## THE DATA
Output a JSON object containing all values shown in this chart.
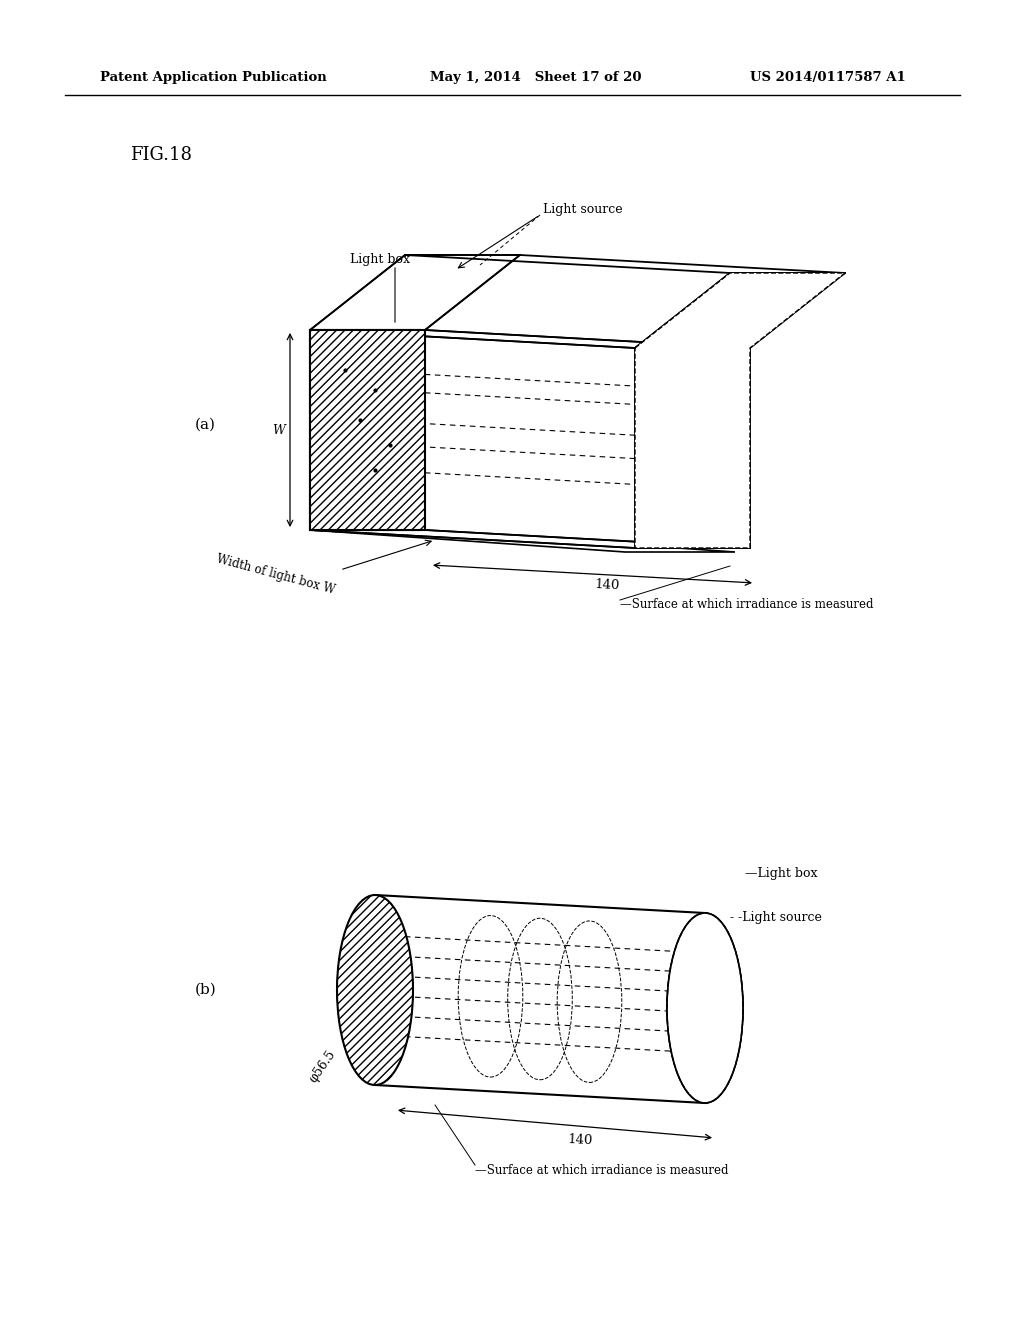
{
  "header_left": "Patent Application Publication",
  "header_mid": "May 1, 2014   Sheet 17 of 20",
  "header_right": "US 2014/0117587 A1",
  "fig_label": "FIG.18",
  "label_a": "(a)",
  "label_b": "(b)",
  "bg_color": "#ffffff",
  "line_color": "#000000",
  "hatch_color": "#000000",
  "box_length": "140",
  "box_width_label": "Width of light box W",
  "box_w_label": "W",
  "surface_label": "Surface at which irradiance is measured",
  "light_source_label": "Light source",
  "light_box_label": "Light box",
  "cyl_diameter_label": "φ56.5",
  "cyl_length_label": "140"
}
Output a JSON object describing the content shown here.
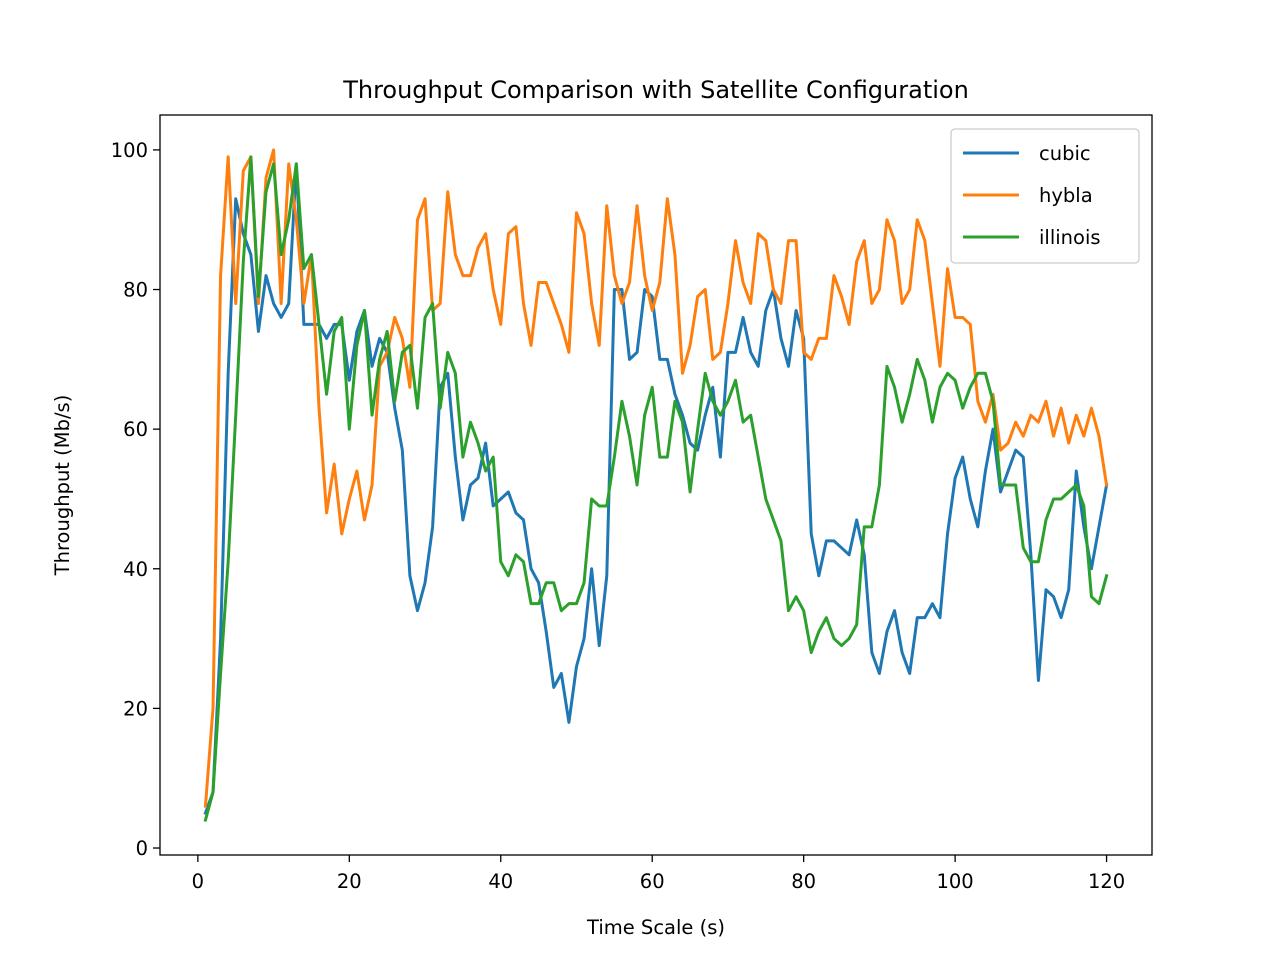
{
  "chart_data": {
    "type": "line",
    "title": "Throughput Comparison with Satellite Configuration",
    "xlabel": "Time Scale (s)",
    "ylabel": "Throughput (Mb/s)",
    "xlim": [
      -5,
      126
    ],
    "ylim": [
      -1,
      105
    ],
    "xticks": [
      0,
      20,
      40,
      60,
      80,
      100,
      120
    ],
    "yticks": [
      0,
      20,
      40,
      60,
      80,
      100
    ],
    "grid": false,
    "legend_position": "top-right",
    "x": [
      1,
      2,
      3,
      4,
      5,
      6,
      7,
      8,
      9,
      10,
      11,
      12,
      13,
      14,
      15,
      16,
      17,
      18,
      19,
      20,
      21,
      22,
      23,
      24,
      25,
      26,
      27,
      28,
      29,
      30,
      31,
      32,
      33,
      34,
      35,
      36,
      37,
      38,
      39,
      40,
      41,
      42,
      43,
      44,
      45,
      46,
      47,
      48,
      49,
      50,
      51,
      52,
      53,
      54,
      55,
      56,
      57,
      58,
      59,
      60,
      61,
      62,
      63,
      64,
      65,
      66,
      67,
      68,
      69,
      70,
      71,
      72,
      73,
      74,
      75,
      76,
      77,
      78,
      79,
      80,
      81,
      82,
      83,
      84,
      85,
      86,
      87,
      88,
      89,
      90,
      91,
      92,
      93,
      94,
      95,
      96,
      97,
      98,
      99,
      100,
      101,
      102,
      103,
      104,
      105,
      106,
      107,
      108,
      109,
      110,
      111,
      112,
      113,
      114,
      115,
      116,
      117,
      118,
      119,
      120
    ],
    "series": [
      {
        "name": "cubic",
        "color": "#1f77b4",
        "values": [
          5,
          8,
          30,
          68,
          93,
          88,
          85,
          74,
          82,
          78,
          76,
          78,
          98,
          75,
          75,
          75,
          73,
          75,
          75,
          67,
          74,
          77,
          69,
          73,
          71,
          63,
          57,
          39,
          34,
          38,
          46,
          66,
          68,
          56,
          47,
          52,
          53,
          58,
          49,
          50,
          51,
          48,
          47,
          40,
          38,
          31,
          23,
          25,
          18,
          26,
          30,
          40,
          29,
          39,
          80,
          80,
          70,
          71,
          80,
          79,
          70,
          70,
          65,
          62,
          58,
          57,
          62,
          66,
          56,
          71,
          71,
          76,
          71,
          69,
          77,
          80,
          73,
          69,
          77,
          73,
          45,
          39,
          44,
          44,
          43,
          42,
          47,
          42,
          28,
          25,
          31,
          34,
          28,
          25,
          33,
          33,
          35,
          33,
          45,
          53,
          56,
          50,
          46,
          54,
          60,
          51,
          54,
          57,
          56,
          42,
          24,
          37,
          36,
          33,
          37,
          54,
          46,
          40,
          46,
          52
        ]
      },
      {
        "name": "hybla",
        "color": "#ff7f0e",
        "values": [
          6,
          20,
          82,
          99,
          78,
          97,
          99,
          78,
          96,
          100,
          78,
          98,
          90,
          78,
          85,
          63,
          48,
          55,
          45,
          50,
          54,
          47,
          52,
          69,
          71,
          76,
          73,
          66,
          90,
          93,
          77,
          78,
          94,
          85,
          82,
          82,
          86,
          88,
          80,
          75,
          88,
          89,
          78,
          72,
          81,
          81,
          78,
          75,
          71,
          91,
          88,
          78,
          72,
          92,
          82,
          78,
          81,
          92,
          82,
          77,
          81,
          93,
          85,
          68,
          72,
          79,
          80,
          70,
          71,
          78,
          87,
          81,
          78,
          88,
          87,
          80,
          78,
          87,
          87,
          71,
          70,
          73,
          73,
          82,
          79,
          75,
          84,
          87,
          78,
          80,
          90,
          87,
          78,
          80,
          90,
          87,
          78,
          69,
          83,
          76,
          76,
          75,
          64,
          61,
          65,
          57,
          58,
          61,
          59,
          62,
          61,
          64,
          59,
          63,
          58,
          62,
          59,
          63,
          59,
          52
        ]
      },
      {
        "name": "illinois",
        "color": "#2ca02c",
        "values": [
          4,
          8,
          25,
          41,
          62,
          84,
          99,
          79,
          94,
          98,
          85,
          90,
          98,
          83,
          85,
          75,
          65,
          74,
          76,
          60,
          72,
          77,
          62,
          70,
          74,
          64,
          71,
          72,
          63,
          76,
          78,
          63,
          71,
          68,
          56,
          61,
          58,
          54,
          56,
          41,
          39,
          42,
          41,
          35,
          35,
          38,
          38,
          34,
          35,
          35,
          38,
          50,
          49,
          49,
          56,
          64,
          59,
          52,
          62,
          66,
          56,
          56,
          64,
          61,
          51,
          60,
          68,
          64,
          62,
          64,
          67,
          61,
          62,
          56,
          50,
          47,
          44,
          34,
          36,
          34,
          28,
          31,
          33,
          30,
          29,
          30,
          32,
          46,
          46,
          52,
          69,
          66,
          61,
          65,
          70,
          67,
          61,
          66,
          68,
          67,
          63,
          66,
          68,
          68,
          64,
          52,
          52,
          52,
          43,
          41,
          41,
          47,
          50,
          50,
          51,
          52,
          49,
          36,
          35,
          39
        ]
      }
    ]
  }
}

## DESCRIPTION OF THE TASK
The records above must be printed exactly; the pictures stay out.

## COMPLETED TASK
Output a JSON object containing all values shown in this chart.
{
  "header_left": "Patent Application Publication",
  "header_mid": "May 1, 2014   Sheet 17 of 20",
  "header_right": "US 2014/0117587 A1",
  "fig_label": "FIG.18",
  "label_a": "(a)",
  "label_b": "(b)",
  "bg_color": "#ffffff",
  "line_color": "#000000",
  "hatch_color": "#000000",
  "box_length": "140",
  "box_width_label": "Width of light box W",
  "box_w_label": "W",
  "surface_label": "Surface at which irradiance is measured",
  "light_source_label": "Light source",
  "light_box_label": "Light box",
  "cyl_diameter_label": "φ56.5",
  "cyl_length_label": "140"
}
Output a JSON object describing the content shown here.
{
  "chart_data": {
    "type": "line",
    "title": "Throughput Comparison with Satellite Configuration",
    "xlabel": "Time Scale (s)",
    "ylabel": "Throughput (Mb/s)",
    "xlim": [
      -5,
      126
    ],
    "ylim": [
      -1,
      105
    ],
    "xticks": [
      0,
      20,
      40,
      60,
      80,
      100,
      120
    ],
    "yticks": [
      0,
      20,
      40,
      60,
      80,
      100
    ],
    "grid": false,
    "legend_position": "top-right",
    "x": [
      1,
      2,
      3,
      4,
      5,
      6,
      7,
      8,
      9,
      10,
      11,
      12,
      13,
      14,
      15,
      16,
      17,
      18,
      19,
      20,
      21,
      22,
      23,
      24,
      25,
      26,
      27,
      28,
      29,
      30,
      31,
      32,
      33,
      34,
      35,
      36,
      37,
      38,
      39,
      40,
      41,
      42,
      43,
      44,
      45,
      46,
      47,
      48,
      49,
      50,
      51,
      52,
      53,
      54,
      55,
      56,
      57,
      58,
      59,
      60,
      61,
      62,
      63,
      64,
      65,
      66,
      67,
      68,
      69,
      70,
      71,
      72,
      73,
      74,
      75,
      76,
      77,
      78,
      79,
      80,
      81,
      82,
      83,
      84,
      85,
      86,
      87,
      88,
      89,
      90,
      91,
      92,
      93,
      94,
      95,
      96,
      97,
      98,
      99,
      100,
      101,
      102,
      103,
      104,
      105,
      106,
      107,
      108,
      109,
      110,
      111,
      112,
      113,
      114,
      115,
      116,
      117,
      118,
      119,
      120
    ],
    "series": [
      {
        "name": "cubic",
        "color": "#1f77b4",
        "values": [
          5,
          8,
          30,
          68,
          93,
          88,
          85,
          74,
          82,
          78,
          76,
          78,
          98,
          75,
          75,
          75,
          73,
          75,
          75,
          67,
          74,
          77,
          69,
          73,
          71,
          63,
          57,
          39,
          34,
          38,
          46,
          66,
          68,
          56,
          47,
          52,
          53,
          58,
          49,
          50,
          51,
          48,
          47,
          40,
          38,
          31,
          23,
          25,
          18,
          26,
          30,
          40,
          29,
          39,
          80,
          80,
          70,
          71,
          80,
          79,
          70,
          70,
          65,
          62,
          58,
          57,
          62,
          66,
          56,
          71,
          71,
          76,
          71,
          69,
          77,
          80,
          73,
          69,
          77,
          73,
          45,
          39,
          44,
          44,
          43,
          42,
          47,
          42,
          28,
          25,
          31,
          34,
          28,
          25,
          33,
          33,
          35,
          33,
          45,
          53,
          56,
          50,
          46,
          54,
          60,
          51,
          54,
          57,
          56,
          42,
          24,
          37,
          36,
          33,
          37,
          54,
          46,
          40,
          46,
          52
        ]
      },
      {
        "name": "hybla",
        "color": "#ff7f0e",
        "values": [
          6,
          20,
          82,
          99,
          78,
          97,
          99,
          78,
          96,
          100,
          78,
          98,
          90,
          78,
          85,
          63,
          48,
          55,
          45,
          50,
          54,
          47,
          52,
          69,
          71,
          76,
          73,
          66,
          90,
          93,
          77,
          78,
          94,
          85,
          82,
          82,
          86,
          88,
          80,
          75,
          88,
          89,
          78,
          72,
          81,
          81,
          78,
          75,
          71,
          91,
          88,
          78,
          72,
          92,
          82,
          78,
          81,
          92,
          82,
          77,
          81,
          93,
          85,
          68,
          72,
          79,
          80,
          70,
          71,
          78,
          87,
          81,
          78,
          88,
          87,
          80,
          78,
          87,
          87,
          71,
          70,
          73,
          73,
          82,
          79,
          75,
          84,
          87,
          78,
          80,
          90,
          87,
          78,
          80,
          90,
          87,
          78,
          69,
          83,
          76,
          76,
          75,
          64,
          61,
          65,
          57,
          58,
          61,
          59,
          62,
          61,
          64,
          59,
          63,
          58,
          62,
          59,
          63,
          59,
          52
        ]
      },
      {
        "name": "illinois",
        "color": "#2ca02c",
        "values": [
          4,
          8,
          25,
          41,
          62,
          84,
          99,
          79,
          94,
          98,
          85,
          90,
          98,
          83,
          85,
          75,
          65,
          74,
          76,
          60,
          72,
          77,
          62,
          70,
          74,
          64,
          71,
          72,
          63,
          76,
          78,
          63,
          71,
          68,
          56,
          61,
          58,
          54,
          56,
          41,
          39,
          42,
          41,
          35,
          35,
          38,
          38,
          34,
          35,
          35,
          38,
          50,
          49,
          49,
          56,
          64,
          59,
          52,
          62,
          66,
          56,
          56,
          64,
          61,
          51,
          60,
          68,
          64,
          62,
          64,
          67,
          61,
          62,
          56,
          50,
          47,
          44,
          34,
          36,
          34,
          28,
          31,
          33,
          30,
          29,
          30,
          32,
          46,
          46,
          52,
          69,
          66,
          61,
          65,
          70,
          67,
          61,
          66,
          68,
          67,
          63,
          66,
          68,
          68,
          64,
          52,
          52,
          52,
          43,
          41,
          41,
          47,
          50,
          50,
          51,
          52,
          49,
          36,
          35,
          39
        ]
      }
    ]
  }
}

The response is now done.